* What is being asked
Reproduce the records word for word, beginning with their first line and ending with the line that contains "circulation-vector (644, 862, 654, 881)".

(Collection entries)
--- start ---

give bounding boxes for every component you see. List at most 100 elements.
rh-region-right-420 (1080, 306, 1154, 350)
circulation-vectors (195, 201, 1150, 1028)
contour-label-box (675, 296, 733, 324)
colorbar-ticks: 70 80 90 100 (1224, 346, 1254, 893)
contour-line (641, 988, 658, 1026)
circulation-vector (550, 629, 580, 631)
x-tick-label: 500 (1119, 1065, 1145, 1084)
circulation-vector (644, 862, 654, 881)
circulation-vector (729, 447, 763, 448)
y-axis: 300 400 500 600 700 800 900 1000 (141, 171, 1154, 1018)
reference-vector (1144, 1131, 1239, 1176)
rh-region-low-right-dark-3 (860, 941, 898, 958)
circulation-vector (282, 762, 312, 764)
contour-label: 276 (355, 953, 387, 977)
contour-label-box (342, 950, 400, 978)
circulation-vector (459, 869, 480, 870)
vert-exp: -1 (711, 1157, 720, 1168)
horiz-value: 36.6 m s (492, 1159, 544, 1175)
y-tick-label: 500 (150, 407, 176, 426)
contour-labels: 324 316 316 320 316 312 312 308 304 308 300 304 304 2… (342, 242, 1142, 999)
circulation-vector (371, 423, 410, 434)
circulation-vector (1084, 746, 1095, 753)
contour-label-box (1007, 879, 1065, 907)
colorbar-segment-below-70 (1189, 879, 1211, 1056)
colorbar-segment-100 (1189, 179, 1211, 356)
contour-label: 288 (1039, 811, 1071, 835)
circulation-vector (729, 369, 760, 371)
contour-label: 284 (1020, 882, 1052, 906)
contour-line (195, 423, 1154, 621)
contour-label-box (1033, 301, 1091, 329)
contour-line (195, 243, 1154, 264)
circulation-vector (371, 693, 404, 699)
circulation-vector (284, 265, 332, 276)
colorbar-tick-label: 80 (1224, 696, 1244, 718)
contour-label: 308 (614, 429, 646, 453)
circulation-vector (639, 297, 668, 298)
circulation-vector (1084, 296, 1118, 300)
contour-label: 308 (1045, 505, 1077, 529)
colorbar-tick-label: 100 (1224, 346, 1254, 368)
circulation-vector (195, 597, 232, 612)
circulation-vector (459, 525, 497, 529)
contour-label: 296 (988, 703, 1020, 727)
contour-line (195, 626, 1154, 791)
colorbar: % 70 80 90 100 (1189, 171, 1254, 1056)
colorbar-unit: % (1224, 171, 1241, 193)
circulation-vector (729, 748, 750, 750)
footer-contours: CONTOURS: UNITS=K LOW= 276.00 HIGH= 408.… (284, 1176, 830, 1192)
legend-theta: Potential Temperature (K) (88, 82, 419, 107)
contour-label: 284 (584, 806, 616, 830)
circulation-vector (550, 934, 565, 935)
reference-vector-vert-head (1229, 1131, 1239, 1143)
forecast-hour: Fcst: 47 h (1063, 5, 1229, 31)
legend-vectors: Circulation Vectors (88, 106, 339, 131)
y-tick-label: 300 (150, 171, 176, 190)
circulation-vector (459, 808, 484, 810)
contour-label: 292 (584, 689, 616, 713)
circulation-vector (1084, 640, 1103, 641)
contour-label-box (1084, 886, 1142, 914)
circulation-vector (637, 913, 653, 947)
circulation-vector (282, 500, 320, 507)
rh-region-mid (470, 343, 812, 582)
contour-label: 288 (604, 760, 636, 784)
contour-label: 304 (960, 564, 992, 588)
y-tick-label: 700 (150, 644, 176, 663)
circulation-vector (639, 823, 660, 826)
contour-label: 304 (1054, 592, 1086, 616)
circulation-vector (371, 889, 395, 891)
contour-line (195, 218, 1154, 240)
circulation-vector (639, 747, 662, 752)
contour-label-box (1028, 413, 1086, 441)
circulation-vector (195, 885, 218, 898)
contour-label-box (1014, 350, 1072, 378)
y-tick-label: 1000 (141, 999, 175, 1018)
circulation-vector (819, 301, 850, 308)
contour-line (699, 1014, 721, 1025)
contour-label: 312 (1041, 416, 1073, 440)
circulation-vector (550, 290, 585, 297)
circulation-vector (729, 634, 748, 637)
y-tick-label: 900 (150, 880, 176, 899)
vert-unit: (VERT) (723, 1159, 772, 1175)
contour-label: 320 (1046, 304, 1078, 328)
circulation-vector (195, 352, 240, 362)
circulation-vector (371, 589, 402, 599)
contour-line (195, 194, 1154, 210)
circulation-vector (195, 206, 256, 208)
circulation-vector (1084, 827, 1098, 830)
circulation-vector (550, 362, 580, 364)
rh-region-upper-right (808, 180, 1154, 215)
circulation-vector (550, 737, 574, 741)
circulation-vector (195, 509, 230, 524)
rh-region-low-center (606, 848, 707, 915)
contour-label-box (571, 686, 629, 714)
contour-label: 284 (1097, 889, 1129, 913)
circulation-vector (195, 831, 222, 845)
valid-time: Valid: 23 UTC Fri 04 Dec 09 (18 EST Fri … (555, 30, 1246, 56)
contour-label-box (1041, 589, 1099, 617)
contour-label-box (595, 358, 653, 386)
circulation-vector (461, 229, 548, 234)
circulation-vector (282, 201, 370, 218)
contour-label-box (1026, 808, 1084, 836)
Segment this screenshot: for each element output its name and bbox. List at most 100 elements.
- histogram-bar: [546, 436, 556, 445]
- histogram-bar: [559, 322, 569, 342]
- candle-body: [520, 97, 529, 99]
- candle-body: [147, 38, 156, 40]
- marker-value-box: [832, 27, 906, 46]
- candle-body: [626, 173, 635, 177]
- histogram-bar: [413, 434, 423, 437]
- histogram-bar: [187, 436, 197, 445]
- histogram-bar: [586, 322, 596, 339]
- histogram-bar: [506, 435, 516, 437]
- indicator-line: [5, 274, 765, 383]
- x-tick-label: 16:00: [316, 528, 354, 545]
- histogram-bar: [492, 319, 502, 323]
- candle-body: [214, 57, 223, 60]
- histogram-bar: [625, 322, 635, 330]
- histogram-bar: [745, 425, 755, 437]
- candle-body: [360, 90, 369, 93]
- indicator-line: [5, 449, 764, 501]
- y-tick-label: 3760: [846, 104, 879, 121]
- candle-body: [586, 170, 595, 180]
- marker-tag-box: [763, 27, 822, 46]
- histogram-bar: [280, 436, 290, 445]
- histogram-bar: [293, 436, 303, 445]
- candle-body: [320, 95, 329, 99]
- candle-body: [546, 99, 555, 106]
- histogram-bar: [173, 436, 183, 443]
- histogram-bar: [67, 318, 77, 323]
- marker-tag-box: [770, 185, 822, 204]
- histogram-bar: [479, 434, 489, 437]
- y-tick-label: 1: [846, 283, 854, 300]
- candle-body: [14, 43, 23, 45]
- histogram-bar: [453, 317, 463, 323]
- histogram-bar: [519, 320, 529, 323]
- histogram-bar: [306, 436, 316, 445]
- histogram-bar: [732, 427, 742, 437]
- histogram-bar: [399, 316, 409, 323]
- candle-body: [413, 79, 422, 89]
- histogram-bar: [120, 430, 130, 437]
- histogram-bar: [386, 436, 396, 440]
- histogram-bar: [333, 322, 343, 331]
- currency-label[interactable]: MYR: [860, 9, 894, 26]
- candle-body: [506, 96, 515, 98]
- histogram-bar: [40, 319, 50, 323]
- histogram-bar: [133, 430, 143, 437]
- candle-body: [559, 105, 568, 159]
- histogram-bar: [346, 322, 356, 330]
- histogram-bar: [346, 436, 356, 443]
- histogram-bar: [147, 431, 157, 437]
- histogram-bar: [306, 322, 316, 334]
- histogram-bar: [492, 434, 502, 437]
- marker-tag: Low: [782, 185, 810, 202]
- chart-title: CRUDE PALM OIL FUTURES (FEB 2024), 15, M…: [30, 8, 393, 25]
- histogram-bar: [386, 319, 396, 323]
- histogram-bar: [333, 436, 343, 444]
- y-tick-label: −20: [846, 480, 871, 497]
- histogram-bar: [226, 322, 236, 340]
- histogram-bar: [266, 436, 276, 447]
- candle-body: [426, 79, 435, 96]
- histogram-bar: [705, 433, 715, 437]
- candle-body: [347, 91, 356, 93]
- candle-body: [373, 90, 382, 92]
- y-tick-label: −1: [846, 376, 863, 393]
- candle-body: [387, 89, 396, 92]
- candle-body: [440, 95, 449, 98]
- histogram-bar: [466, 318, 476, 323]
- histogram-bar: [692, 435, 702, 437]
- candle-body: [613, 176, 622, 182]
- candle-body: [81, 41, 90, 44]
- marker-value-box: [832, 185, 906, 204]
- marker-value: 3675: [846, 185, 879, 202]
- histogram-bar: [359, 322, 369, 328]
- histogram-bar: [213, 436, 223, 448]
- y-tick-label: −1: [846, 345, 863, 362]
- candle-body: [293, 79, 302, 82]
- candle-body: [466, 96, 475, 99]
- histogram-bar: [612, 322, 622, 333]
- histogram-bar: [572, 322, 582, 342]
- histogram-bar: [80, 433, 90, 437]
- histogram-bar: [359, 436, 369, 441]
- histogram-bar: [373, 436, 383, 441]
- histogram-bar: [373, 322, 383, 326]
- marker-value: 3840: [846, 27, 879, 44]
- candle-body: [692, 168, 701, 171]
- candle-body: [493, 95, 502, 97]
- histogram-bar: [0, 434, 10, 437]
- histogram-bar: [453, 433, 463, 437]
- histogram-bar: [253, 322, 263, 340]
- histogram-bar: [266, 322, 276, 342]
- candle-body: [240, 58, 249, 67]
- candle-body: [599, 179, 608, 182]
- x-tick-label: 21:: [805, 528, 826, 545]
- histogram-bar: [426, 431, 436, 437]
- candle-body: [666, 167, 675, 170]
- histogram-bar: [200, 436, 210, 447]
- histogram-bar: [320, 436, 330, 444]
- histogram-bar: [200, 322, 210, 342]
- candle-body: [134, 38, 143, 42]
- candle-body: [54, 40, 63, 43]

--- end ---

* Answer to this problem
give bounding boxes for every component you see. List at most 100 elements.
rh-region-right-420 (1080, 306, 1154, 350)
circulation-vectors (195, 201, 1150, 1028)
contour-label-box (675, 296, 733, 324)
colorbar-ticks: 70 80 90 100 (1224, 346, 1254, 893)
contour-line (641, 988, 658, 1026)
circulation-vector (550, 629, 580, 631)
x-tick-label: 500 (1119, 1065, 1145, 1084)
circulation-vector (644, 862, 654, 881)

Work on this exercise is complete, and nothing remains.